→ **Problem to work on**:
Output every line of the data exactly as it appears.

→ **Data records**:
::::
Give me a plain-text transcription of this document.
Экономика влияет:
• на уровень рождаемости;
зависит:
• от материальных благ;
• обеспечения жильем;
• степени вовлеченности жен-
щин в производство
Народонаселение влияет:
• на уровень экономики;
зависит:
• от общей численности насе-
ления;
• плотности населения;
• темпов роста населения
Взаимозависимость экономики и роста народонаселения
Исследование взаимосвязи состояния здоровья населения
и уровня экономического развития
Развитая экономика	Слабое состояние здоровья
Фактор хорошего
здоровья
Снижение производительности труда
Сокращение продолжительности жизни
::::
→ **Solution to the problem**:
Give me a plain-text transcription of this document.
Экономика влияет:
• на уровень рождаемости;
зависит:
• от материальных благ;
• обеспечения жильем;
• степени вовлеченности жен-
щин в производство
Народонаселение влияет:
• на уровень экономики;
зависит:
• от общей численности насе-
ления;
• плотности населения;
• темпов роста населения
Взаимозависимость экономики и роста народонаселения
Исследование взаимосвязи состояния здоровья населения
и уровня экономического развития
Развитая экономика	Слабое состояние здоровья
Фактор хорошего
здоровья
Снижение производительности труда
Сокращение продолжительности жизни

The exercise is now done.